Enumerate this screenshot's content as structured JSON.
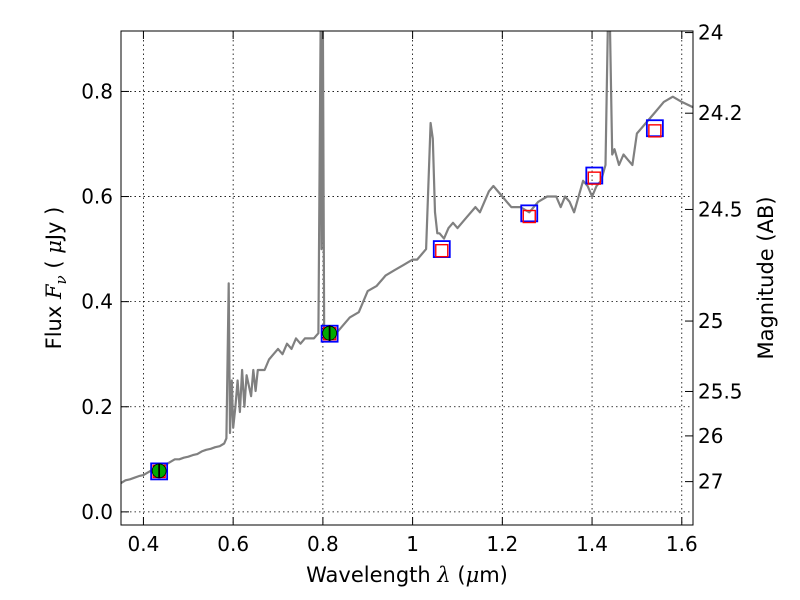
{
  "chart_data": {
    "type": "line",
    "xlabel": {
      "prefix": "Wavelength ",
      "symbol": "λ",
      "unit_open": " (",
      "unit_symbol": "μ",
      "unit_rest": "m)"
    },
    "ylabel": {
      "prefix": "Flux ",
      "symbol": "F",
      "sub": "ν",
      "unit_open": " ( ",
      "unit_symbol": "μ",
      "unit_rest": "Jy )"
    },
    "y2label": "Magnitude (AB)",
    "xlim": [
      0.35,
      1.625
    ],
    "ylim": [
      -0.025,
      0.915
    ],
    "x_ticks": [
      0.4,
      0.6,
      0.8,
      1.0,
      1.2,
      1.4,
      1.6
    ],
    "x_tick_labels": [
      "0.4",
      "0.6",
      "0.8",
      "1",
      "1.2",
      "1.4",
      "1.6"
    ],
    "y_ticks": [
      0.0,
      0.2,
      0.4,
      0.6,
      0.8
    ],
    "y_tick_labels": [
      "0.0",
      "0.2",
      "0.4",
      "0.6",
      "0.8"
    ],
    "y2_ticks": [
      {
        "mag": 24,
        "label": "24"
      },
      {
        "mag": 24.2,
        "label": "24.2"
      },
      {
        "mag": 24.5,
        "label": "24.5"
      },
      {
        "mag": 25,
        "label": "25"
      },
      {
        "mag": 25.5,
        "label": "25.5"
      },
      {
        "mag": 26,
        "label": "26"
      },
      {
        "mag": 27,
        "label": "27"
      }
    ],
    "grid": true,
    "colors": {
      "model_line": "#808080",
      "observed_box": "#0000ff",
      "model_box": "#ff0000",
      "detection_marker": "#00aa00",
      "grid": "#000000"
    },
    "series": [
      {
        "style": "line",
        "x": [
          0.35,
          0.36,
          0.37,
          0.38,
          0.39,
          0.4,
          0.41,
          0.42,
          0.43,
          0.44,
          0.45,
          0.46,
          0.47,
          0.48,
          0.49,
          0.5,
          0.51,
          0.52,
          0.53,
          0.54,
          0.55,
          0.56,
          0.57,
          0.58,
          0.585,
          0.59,
          0.593,
          0.597,
          0.6,
          0.605,
          0.61,
          0.615,
          0.62,
          0.625,
          0.63,
          0.64,
          0.645,
          0.65,
          0.655,
          0.66,
          0.67,
          0.68,
          0.69,
          0.7,
          0.71,
          0.72,
          0.73,
          0.74,
          0.75,
          0.76,
          0.77,
          0.78,
          0.79,
          0.795,
          0.797,
          0.8,
          0.803,
          0.805,
          0.81,
          0.82,
          0.83,
          0.84,
          0.85,
          0.86,
          0.88,
          0.9,
          0.92,
          0.94,
          0.96,
          0.98,
          1.0,
          1.01,
          1.02,
          1.03,
          1.04,
          1.045,
          1.05,
          1.055,
          1.06,
          1.07,
          1.08,
          1.09,
          1.1,
          1.12,
          1.14,
          1.15,
          1.16,
          1.17,
          1.18,
          1.2,
          1.22,
          1.24,
          1.26,
          1.28,
          1.3,
          1.32,
          1.33,
          1.34,
          1.35,
          1.36,
          1.37,
          1.38,
          1.39,
          1.4,
          1.41,
          1.42,
          1.43,
          1.435,
          1.44,
          1.445,
          1.45,
          1.46,
          1.47,
          1.48,
          1.49,
          1.5,
          1.52,
          1.54,
          1.56,
          1.58,
          1.6,
          1.625
        ],
        "y": [
          0.055,
          0.06,
          0.062,
          0.065,
          0.068,
          0.07,
          0.075,
          0.08,
          0.085,
          0.085,
          0.09,
          0.095,
          0.1,
          0.1,
          0.103,
          0.105,
          0.108,
          0.11,
          0.115,
          0.118,
          0.12,
          0.123,
          0.125,
          0.13,
          0.14,
          0.435,
          0.15,
          0.25,
          0.16,
          0.2,
          0.25,
          0.19,
          0.27,
          0.2,
          0.26,
          0.22,
          0.27,
          0.23,
          0.27,
          0.27,
          0.27,
          0.29,
          0.3,
          0.31,
          0.3,
          0.32,
          0.31,
          0.33,
          0.32,
          0.33,
          0.33,
          0.33,
          0.34,
          0.92,
          0.5,
          0.92,
          0.33,
          0.34,
          0.33,
          0.34,
          0.34,
          0.35,
          0.36,
          0.37,
          0.38,
          0.42,
          0.43,
          0.45,
          0.46,
          0.47,
          0.48,
          0.48,
          0.49,
          0.5,
          0.74,
          0.71,
          0.57,
          0.53,
          0.53,
          0.52,
          0.54,
          0.55,
          0.54,
          0.56,
          0.58,
          0.57,
          0.59,
          0.61,
          0.62,
          0.6,
          0.58,
          0.58,
          0.57,
          0.59,
          0.6,
          0.6,
          0.58,
          0.6,
          0.59,
          0.57,
          0.6,
          0.63,
          0.62,
          0.6,
          0.62,
          0.63,
          0.66,
          0.92,
          0.92,
          0.68,
          0.69,
          0.66,
          0.68,
          0.67,
          0.66,
          0.72,
          0.74,
          0.76,
          0.78,
          0.79,
          0.78,
          0.77
        ]
      },
      {
        "style": "markers",
        "marker": "square-blue",
        "x": [
          0.435,
          0.815,
          1.065,
          1.26,
          1.405,
          1.54
        ],
        "y": [
          0.077,
          0.339,
          0.5,
          0.568,
          0.64,
          0.73
        ]
      },
      {
        "style": "markers",
        "marker": "square-red",
        "x": [
          0.435,
          0.815,
          1.065,
          1.26,
          1.405,
          1.54
        ],
        "y": [
          0.077,
          0.339,
          0.497,
          0.562,
          0.635,
          0.725
        ]
      },
      {
        "style": "markers",
        "marker": "circle-green-errorbar",
        "x": [
          0.435,
          0.815
        ],
        "y": [
          0.078,
          0.34
        ],
        "yerr": [
          0.013,
          0.015
        ]
      }
    ]
  }
}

** GIVEN EXERCISE **
Transcribe the full listing above exactly, with the images removed.

** TASK ANSWER **
Enumerate this screenshot's content as structured JSON.
{
  "chart_data": {
    "type": "line",
    "xlabel": {
      "prefix": "Wavelength ",
      "symbol": "λ",
      "unit_open": " (",
      "unit_symbol": "μ",
      "unit_rest": "m)"
    },
    "ylabel": {
      "prefix": "Flux ",
      "symbol": "F",
      "sub": "ν",
      "unit_open": " ( ",
      "unit_symbol": "μ",
      "unit_rest": "Jy )"
    },
    "y2label": "Magnitude (AB)",
    "xlim": [
      0.35,
      1.625
    ],
    "ylim": [
      -0.025,
      0.915
    ],
    "x_ticks": [
      0.4,
      0.6,
      0.8,
      1.0,
      1.2,
      1.4,
      1.6
    ],
    "x_tick_labels": [
      "0.4",
      "0.6",
      "0.8",
      "1",
      "1.2",
      "1.4",
      "1.6"
    ],
    "y_ticks": [
      0.0,
      0.2,
      0.4,
      0.6,
      0.8
    ],
    "y_tick_labels": [
      "0.0",
      "0.2",
      "0.4",
      "0.6",
      "0.8"
    ],
    "y2_ticks": [
      {
        "mag": 24,
        "label": "24"
      },
      {
        "mag": 24.2,
        "label": "24.2"
      },
      {
        "mag": 24.5,
        "label": "24.5"
      },
      {
        "mag": 25,
        "label": "25"
      },
      {
        "mag": 25.5,
        "label": "25.5"
      },
      {
        "mag": 26,
        "label": "26"
      },
      {
        "mag": 27,
        "label": "27"
      }
    ],
    "grid": true,
    "colors": {
      "model_line": "#808080",
      "observed_box": "#0000ff",
      "model_box": "#ff0000",
      "detection_marker": "#00aa00",
      "grid": "#000000"
    },
    "series": [
      {
        "style": "line",
        "x": [
          0.35,
          0.36,
          0.37,
          0.38,
          0.39,
          0.4,
          0.41,
          0.42,
          0.43,
          0.44,
          0.45,
          0.46,
          0.47,
          0.48,
          0.49,
          0.5,
          0.51,
          0.52,
          0.53,
          0.54,
          0.55,
          0.56,
          0.57,
          0.58,
          0.585,
          0.59,
          0.593,
          0.597,
          0.6,
          0.605,
          0.61,
          0.615,
          0.62,
          0.625,
          0.63,
          0.64,
          0.645,
          0.65,
          0.655,
          0.66,
          0.67,
          0.68,
          0.69,
          0.7,
          0.71,
          0.72,
          0.73,
          0.74,
          0.75,
          0.76,
          0.77,
          0.78,
          0.79,
          0.795,
          0.797,
          0.8,
          0.803,
          0.805,
          0.81,
          0.82,
          0.83,
          0.84,
          0.85,
          0.86,
          0.88,
          0.9,
          0.92,
          0.94,
          0.96,
          0.98,
          1.0,
          1.01,
          1.02,
          1.03,
          1.04,
          1.045,
          1.05,
          1.055,
          1.06,
          1.07,
          1.08,
          1.09,
          1.1,
          1.12,
          1.14,
          1.15,
          1.16,
          1.17,
          1.18,
          1.2,
          1.22,
          1.24,
          1.26,
          1.28,
          1.3,
          1.32,
          1.33,
          1.34,
          1.35,
          1.36,
          1.37,
          1.38,
          1.39,
          1.4,
          1.41,
          1.42,
          1.43,
          1.435,
          1.44,
          1.445,
          1.45,
          1.46,
          1.47,
          1.48,
          1.49,
          1.5,
          1.52,
          1.54,
          1.56,
          1.58,
          1.6,
          1.625
        ],
        "y": [
          0.055,
          0.06,
          0.062,
          0.065,
          0.068,
          0.07,
          0.075,
          0.08,
          0.085,
          0.085,
          0.09,
          0.095,
          0.1,
          0.1,
          0.103,
          0.105,
          0.108,
          0.11,
          0.115,
          0.118,
          0.12,
          0.123,
          0.125,
          0.13,
          0.14,
          0.435,
          0.15,
          0.25,
          0.16,
          0.2,
          0.25,
          0.19,
          0.27,
          0.2,
          0.26,
          0.22,
          0.27,
          0.23,
          0.27,
          0.27,
          0.27,
          0.29,
          0.3,
          0.31,
          0.3,
          0.32,
          0.31,
          0.33,
          0.32,
          0.33,
          0.33,
          0.33,
          0.34,
          0.92,
          0.5,
          0.92,
          0.33,
          0.34,
          0.33,
          0.34,
          0.34,
          0.35,
          0.36,
          0.37,
          0.38,
          0.42,
          0.43,
          0.45,
          0.46,
          0.47,
          0.48,
          0.48,
          0.49,
          0.5,
          0.74,
          0.71,
          0.57,
          0.53,
          0.53,
          0.52,
          0.54,
          0.55,
          0.54,
          0.56,
          0.58,
          0.57,
          0.59,
          0.61,
          0.62,
          0.6,
          0.58,
          0.58,
          0.57,
          0.59,
          0.6,
          0.6,
          0.58,
          0.6,
          0.59,
          0.57,
          0.6,
          0.63,
          0.62,
          0.6,
          0.62,
          0.63,
          0.66,
          0.92,
          0.92,
          0.68,
          0.69,
          0.66,
          0.68,
          0.67,
          0.66,
          0.72,
          0.74,
          0.76,
          0.78,
          0.79,
          0.78,
          0.77
        ]
      },
      {
        "style": "markers",
        "marker": "square-blue",
        "x": [
          0.435,
          0.815,
          1.065,
          1.26,
          1.405,
          1.54
        ],
        "y": [
          0.077,
          0.339,
          0.5,
          0.568,
          0.64,
          0.73
        ]
      },
      {
        "style": "markers",
        "marker": "square-red",
        "x": [
          0.435,
          0.815,
          1.065,
          1.26,
          1.405,
          1.54
        ],
        "y": [
          0.077,
          0.339,
          0.497,
          0.562,
          0.635,
          0.725
        ]
      },
      {
        "style": "markers",
        "marker": "circle-green-errorbar",
        "x": [
          0.435,
          0.815
        ],
        "y": [
          0.078,
          0.34
        ],
        "yerr": [
          0.013,
          0.015
        ]
      }
    ]
  }
}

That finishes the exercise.